STATED GOAL -
Return each line that holds the word "AAPL".

(Stored items)
--
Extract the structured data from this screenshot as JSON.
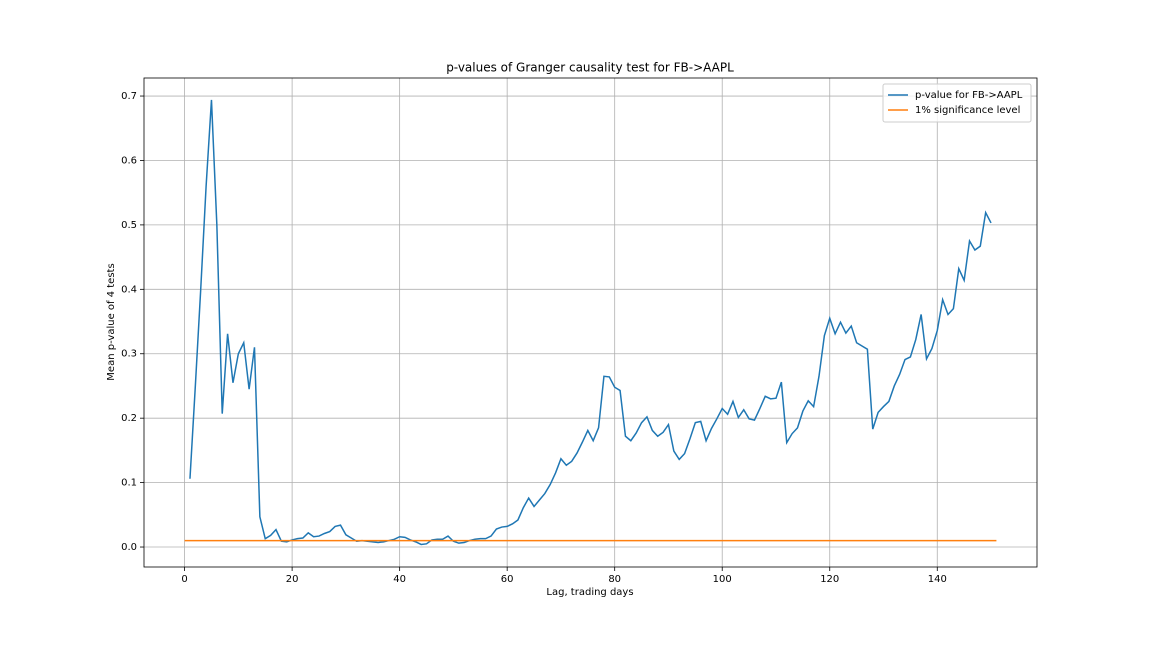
{
  "chart_data": {
    "type": "line",
    "title": "p-values of Granger causality test for FB->AAPL",
    "x_label": "Lag, trading days",
    "y_label": "Mean p-value of 4 tests",
    "xlim": [
      -7.55,
      158.55
    ],
    "ylim": [
      -0.031,
      0.728
    ],
    "xticks": [
      0,
      20,
      40,
      60,
      80,
      100,
      120,
      140
    ],
    "yticks": [
      {
        "value": 0,
        "label": "0.0"
      },
      0.1,
      0.2,
      0.3,
      0.4,
      0.5,
      0.6,
      0.7
    ],
    "grid": true,
    "legend": "upper right",
    "series": [
      {
        "name": "p-value for FB->AAPL",
        "color": "#1f77b4",
        "x": [
          1,
          2,
          3,
          4,
          5,
          6,
          7,
          8,
          9,
          10,
          11,
          12,
          13,
          14,
          15,
          16,
          17,
          18,
          19,
          20,
          21,
          22,
          23,
          24,
          25,
          26,
          27,
          28,
          29,
          30,
          31,
          32,
          33,
          34,
          35,
          36,
          37,
          38,
          39,
          40,
          41,
          42,
          43,
          44,
          45,
          46,
          47,
          48,
          49,
          50,
          51,
          52,
          53,
          54,
          55,
          56,
          57,
          58,
          59,
          60,
          61,
          62,
          63,
          64,
          65,
          66,
          67,
          68,
          69,
          70,
          71,
          72,
          73,
          74,
          75,
          76,
          77,
          78,
          79,
          80,
          81,
          82,
          83,
          84,
          85,
          86,
          87,
          88,
          89,
          90,
          91,
          92,
          93,
          94,
          95,
          96,
          97,
          98,
          99,
          100,
          101,
          102,
          103,
          104,
          105,
          106,
          107,
          108,
          109,
          110,
          111,
          112,
          113,
          114,
          115,
          116,
          117,
          118,
          119,
          120,
          121,
          122,
          123,
          124,
          125,
          126,
          127,
          128,
          129,
          130,
          131,
          132,
          133,
          134,
          135,
          136,
          137,
          138,
          139,
          140,
          141,
          142,
          143,
          144,
          145,
          146,
          147,
          148,
          149,
          150
        ],
        "values": [
          0.106,
          0.25,
          0.4,
          0.56,
          0.694,
          0.5,
          0.207,
          0.331,
          0.255,
          0.3,
          0.317,
          0.245,
          0.31,
          0.047,
          0.013,
          0.018,
          0.027,
          0.009,
          0.008,
          0.011,
          0.013,
          0.014,
          0.022,
          0.016,
          0.017,
          0.021,
          0.024,
          0.032,
          0.034,
          0.019,
          0.014,
          0.009,
          0.01,
          0.009,
          0.008,
          0.007,
          0.008,
          0.01,
          0.012,
          0.016,
          0.015,
          0.011,
          0.008,
          0.004,
          0.005,
          0.011,
          0.012,
          0.012,
          0.017,
          0.009,
          0.006,
          0.007,
          0.01,
          0.012,
          0.013,
          0.013,
          0.017,
          0.028,
          0.031,
          0.032,
          0.036,
          0.042,
          0.061,
          0.076,
          0.063,
          0.073,
          0.083,
          0.097,
          0.115,
          0.137,
          0.127,
          0.133,
          0.146,
          0.163,
          0.181,
          0.165,
          0.185,
          0.265,
          0.264,
          0.248,
          0.243,
          0.172,
          0.165,
          0.177,
          0.193,
          0.202,
          0.181,
          0.172,
          0.178,
          0.19,
          0.149,
          0.136,
          0.145,
          0.168,
          0.193,
          0.195,
          0.165,
          0.184,
          0.199,
          0.215,
          0.206,
          0.226,
          0.201,
          0.213,
          0.199,
          0.197,
          0.215,
          0.234,
          0.23,
          0.231,
          0.256,
          0.162,
          0.176,
          0.185,
          0.211,
          0.227,
          0.218,
          0.265,
          0.328,
          0.355,
          0.331,
          0.349,
          0.332,
          0.343,
          0.317,
          0.312,
          0.307,
          0.183,
          0.209,
          0.218,
          0.226,
          0.25,
          0.268,
          0.291,
          0.295,
          0.322,
          0.361,
          0.292,
          0.308,
          0.336,
          0.384,
          0.361,
          0.37,
          0.432,
          0.414,
          0.475,
          0.461,
          0.467,
          0.519,
          0.503
        ]
      },
      {
        "name": "1% significance level",
        "color": "#ff7f0e",
        "x": [
          0,
          151
        ],
        "values": [
          0.01,
          0.01
        ]
      }
    ]
  }
}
--
CORRECT RESULT -
    "title": "p-values of Granger causality test for FB->AAPL",
        "name": "p-value for FB->AAPL",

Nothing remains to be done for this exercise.